| TASK DESCRIPTION |
Write the material out again exactly as it stands.

| Data records |
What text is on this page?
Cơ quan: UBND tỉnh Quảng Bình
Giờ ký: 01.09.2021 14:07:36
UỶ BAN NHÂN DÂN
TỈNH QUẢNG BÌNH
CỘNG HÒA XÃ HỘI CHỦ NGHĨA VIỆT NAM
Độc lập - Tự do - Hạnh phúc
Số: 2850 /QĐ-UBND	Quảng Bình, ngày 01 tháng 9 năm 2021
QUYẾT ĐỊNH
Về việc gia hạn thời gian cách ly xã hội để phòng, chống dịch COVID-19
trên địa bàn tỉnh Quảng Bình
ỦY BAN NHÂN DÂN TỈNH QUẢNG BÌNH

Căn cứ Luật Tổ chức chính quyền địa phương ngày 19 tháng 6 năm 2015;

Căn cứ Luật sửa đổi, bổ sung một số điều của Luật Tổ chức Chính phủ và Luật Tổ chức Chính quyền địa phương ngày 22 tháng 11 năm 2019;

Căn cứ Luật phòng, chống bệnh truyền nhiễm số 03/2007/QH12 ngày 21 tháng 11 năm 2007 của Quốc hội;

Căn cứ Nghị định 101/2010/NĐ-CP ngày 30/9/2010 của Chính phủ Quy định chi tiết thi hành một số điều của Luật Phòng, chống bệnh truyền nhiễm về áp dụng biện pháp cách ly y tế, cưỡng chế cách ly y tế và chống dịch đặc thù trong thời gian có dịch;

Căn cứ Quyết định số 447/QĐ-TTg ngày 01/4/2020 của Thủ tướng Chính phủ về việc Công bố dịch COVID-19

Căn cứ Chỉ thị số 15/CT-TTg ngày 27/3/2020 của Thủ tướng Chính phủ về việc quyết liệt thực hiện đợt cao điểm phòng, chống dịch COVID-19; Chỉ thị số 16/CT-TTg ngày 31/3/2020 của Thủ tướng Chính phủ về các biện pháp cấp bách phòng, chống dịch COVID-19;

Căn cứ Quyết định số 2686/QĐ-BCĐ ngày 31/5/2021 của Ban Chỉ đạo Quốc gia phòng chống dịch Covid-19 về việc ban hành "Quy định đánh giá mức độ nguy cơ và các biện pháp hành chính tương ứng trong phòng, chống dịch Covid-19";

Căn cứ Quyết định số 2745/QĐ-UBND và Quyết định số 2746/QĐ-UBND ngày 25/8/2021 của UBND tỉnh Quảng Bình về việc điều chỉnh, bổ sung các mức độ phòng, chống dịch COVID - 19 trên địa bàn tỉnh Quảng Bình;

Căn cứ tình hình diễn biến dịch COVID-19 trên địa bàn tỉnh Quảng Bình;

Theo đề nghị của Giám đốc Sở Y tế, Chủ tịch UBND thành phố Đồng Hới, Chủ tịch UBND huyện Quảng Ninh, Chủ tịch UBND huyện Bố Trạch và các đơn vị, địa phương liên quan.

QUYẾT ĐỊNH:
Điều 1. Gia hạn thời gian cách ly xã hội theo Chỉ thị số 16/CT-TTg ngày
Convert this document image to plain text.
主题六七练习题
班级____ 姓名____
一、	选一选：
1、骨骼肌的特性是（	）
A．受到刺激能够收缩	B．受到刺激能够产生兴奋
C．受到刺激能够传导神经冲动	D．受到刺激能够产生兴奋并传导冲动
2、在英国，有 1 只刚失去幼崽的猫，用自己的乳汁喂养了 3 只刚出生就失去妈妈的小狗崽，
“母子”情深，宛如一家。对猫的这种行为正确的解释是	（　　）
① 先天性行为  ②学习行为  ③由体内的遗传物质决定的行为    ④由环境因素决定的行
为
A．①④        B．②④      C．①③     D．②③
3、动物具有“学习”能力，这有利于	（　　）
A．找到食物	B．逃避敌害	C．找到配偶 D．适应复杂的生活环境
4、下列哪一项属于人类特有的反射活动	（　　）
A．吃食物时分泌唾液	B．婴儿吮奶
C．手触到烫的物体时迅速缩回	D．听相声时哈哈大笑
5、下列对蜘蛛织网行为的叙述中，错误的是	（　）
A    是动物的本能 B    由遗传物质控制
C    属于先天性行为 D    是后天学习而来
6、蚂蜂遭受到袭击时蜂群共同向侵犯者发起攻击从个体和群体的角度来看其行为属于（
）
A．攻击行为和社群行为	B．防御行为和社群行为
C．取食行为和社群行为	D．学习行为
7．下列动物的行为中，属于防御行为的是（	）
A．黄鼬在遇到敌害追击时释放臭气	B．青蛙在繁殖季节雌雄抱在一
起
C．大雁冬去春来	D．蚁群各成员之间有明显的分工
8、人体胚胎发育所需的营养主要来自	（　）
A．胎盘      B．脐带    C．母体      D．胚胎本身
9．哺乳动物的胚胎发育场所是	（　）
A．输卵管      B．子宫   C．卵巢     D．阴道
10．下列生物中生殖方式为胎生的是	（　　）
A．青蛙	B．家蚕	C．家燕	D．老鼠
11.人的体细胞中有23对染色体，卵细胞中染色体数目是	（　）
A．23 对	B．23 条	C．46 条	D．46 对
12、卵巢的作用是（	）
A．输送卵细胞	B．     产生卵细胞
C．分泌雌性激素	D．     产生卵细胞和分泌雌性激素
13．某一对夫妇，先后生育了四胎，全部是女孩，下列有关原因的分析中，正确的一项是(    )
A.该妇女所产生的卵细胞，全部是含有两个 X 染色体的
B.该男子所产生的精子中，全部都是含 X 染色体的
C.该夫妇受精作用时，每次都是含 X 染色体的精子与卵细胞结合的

| RESULT OF THIS EXERCISE |
What text is on this page?
Cơ quan: UBND tỉnh Quảng Bình
Giờ ký: 01.09.2021 14:07:36
UỶ BAN NHÂN DÂN
TỈNH QUẢNG BÌNH
CỘNG HÒA XÃ HỘI CHỦ NGHĨA VIỆT NAM
Độc lập - Tự do - Hạnh phúc
Số: 2850 /QĐ-UBND	Quảng Bình, ngày 01 tháng 9 năm 2021
QUYẾT ĐỊNH
Về việc gia hạn thời gian cách ly xã hội để phòng, chống dịch COVID-19
trên địa bàn tỉnh Quảng Bình
ỦY BAN NHÂN DÂN TỈNH QUẢNG BÌNH

Căn cứ Luật Tổ chức chính quyền địa phương ngày 19 tháng 6 năm 2015;

Căn cứ Luật sửa đổi, bổ sung một số điều của Luật Tổ chức Chính phủ và Luật Tổ chức Chính quyền địa phương ngày 22 tháng 11 năm 2019;

Căn cứ Luật phòng, chống bệnh truyền nhiễm số 03/2007/QH12 ngày 21 tháng 11 năm 2007 của Quốc hội;

Căn cứ Nghị định 101/2010/NĐ-CP ngày 30/9/2010 của Chính phủ Quy định chi tiết thi hành một số điều của Luật Phòng, chống bệnh truyền nhiễm về áp dụng biện pháp cách ly y tế, cưỡng chế cách ly y tế và chống dịch đặc thù trong thời gian có dịch;

Căn cứ Quyết định số 447/QĐ-TTg ngày 01/4/2020 của Thủ tướng Chính phủ về việc Công bố dịch COVID-19

Căn cứ Chỉ thị số 15/CT-TTg ngày 27/3/2020 của Thủ tướng Chính phủ về việc quyết liệt thực hiện đợt cao điểm phòng, chống dịch COVID-19; Chỉ thị số 16/CT-TTg ngày 31/3/2020 của Thủ tướng Chính phủ về các biện pháp cấp bách phòng, chống dịch COVID-19;

Căn cứ Quyết định số 2686/QĐ-BCĐ ngày 31/5/2021 của Ban Chỉ đạo Quốc gia phòng chống dịch Covid-19 về việc ban hành "Quy định đánh giá mức độ nguy cơ và các biện pháp hành chính tương ứng trong phòng, chống dịch Covid-19";

Căn cứ Quyết định số 2745/QĐ-UBND và Quyết định số 2746/QĐ-UBND ngày 25/8/2021 của UBND tỉnh Quảng Bình về việc điều chỉnh, bổ sung các mức độ phòng, chống dịch COVID - 19 trên địa bàn tỉnh Quảng Bình;

Căn cứ tình hình diễn biến dịch COVID-19 trên địa bàn tỉnh Quảng Bình;

Theo đề nghị của Giám đốc Sở Y tế, Chủ tịch UBND thành phố Đồng Hới, Chủ tịch UBND huyện Quảng Ninh, Chủ tịch UBND huyện Bố Trạch và các đơn vị, địa phương liên quan.

QUYẾT ĐỊNH:
Điều 1. Gia hạn thời gian cách ly xã hội theo Chỉ thị số 16/CT-TTg ngày
Convert this document image to plain text.
主题六七练习题
班级____ 姓名____
一、	选一选：
1、骨骼肌的特性是（	）
A．受到刺激能够收缩	B．受到刺激能够产生兴奋
C．受到刺激能够传导神经冲动	D．受到刺激能够产生兴奋并传导冲动
2、在英国，有 1 只刚失去幼崽的猫，用自己的乳汁喂养了 3 只刚出生就失去妈妈的小狗崽，
“母子”情深，宛如一家。对猫的这种行为正确的解释是	（　　）
① 先天性行为  ②学习行为  ③由体内的遗传物质决定的行为    ④由环境因素决定的行
为
A．①④        B．②④      C．①③     D．②③
3、动物具有“学习”能力，这有利于	（　　）
A．找到食物	B．逃避敌害	C．找到配偶 D．适应复杂的生活环境
4、下列哪一项属于人类特有的反射活动	（　　）
A．吃食物时分泌唾液	B．婴儿吮奶
C．手触到烫的物体时迅速缩回	D．听相声时哈哈大笑
5、下列对蜘蛛织网行为的叙述中，错误的是	（　）
A    是动物的本能 B    由遗传物质控制
C    属于先天性行为 D    是后天学习而来
6、蚂蜂遭受到袭击时蜂群共同向侵犯者发起攻击从个体和群体的角度来看其行为属于（
）
A．攻击行为和社群行为	B．防御行为和社群行为
C．取食行为和社群行为	D．学习行为
7．下列动物的行为中，属于防御行为的是（	）
A．黄鼬在遇到敌害追击时释放臭气	B．青蛙在繁殖季节雌雄抱在一
起
C．大雁冬去春来	D．蚁群各成员之间有明显的分工
8、人体胚胎发育所需的营养主要来自	（　）
A．胎盘      B．脐带    C．母体      D．胚胎本身
9．哺乳动物的胚胎发育场所是	（　）
A．输卵管      B．子宫   C．卵巢     D．阴道
10．下列生物中生殖方式为胎生的是	（　　）
A．青蛙	B．家蚕	C．家燕	D．老鼠
11.人的体细胞中有23对染色体，卵细胞中染色体数目是	（　）
A．23 对	B．23 条	C．46 条	D．46 对
12、卵巢的作用是（	）
A．输送卵细胞	B．     产生卵细胞
C．分泌雌性激素	D．     产生卵细胞和分泌雌性激素
13．某一对夫妇，先后生育了四胎，全部是女孩，下列有关原因的分析中，正确的一项是(    )
A.该妇女所产生的卵细胞，全部是含有两个 X 染色体的
B.该男子所产生的精子中，全部都是含 X 染色体的
C.该夫妇受精作用时，每次都是含 X 染色体的精子与卵细胞结合的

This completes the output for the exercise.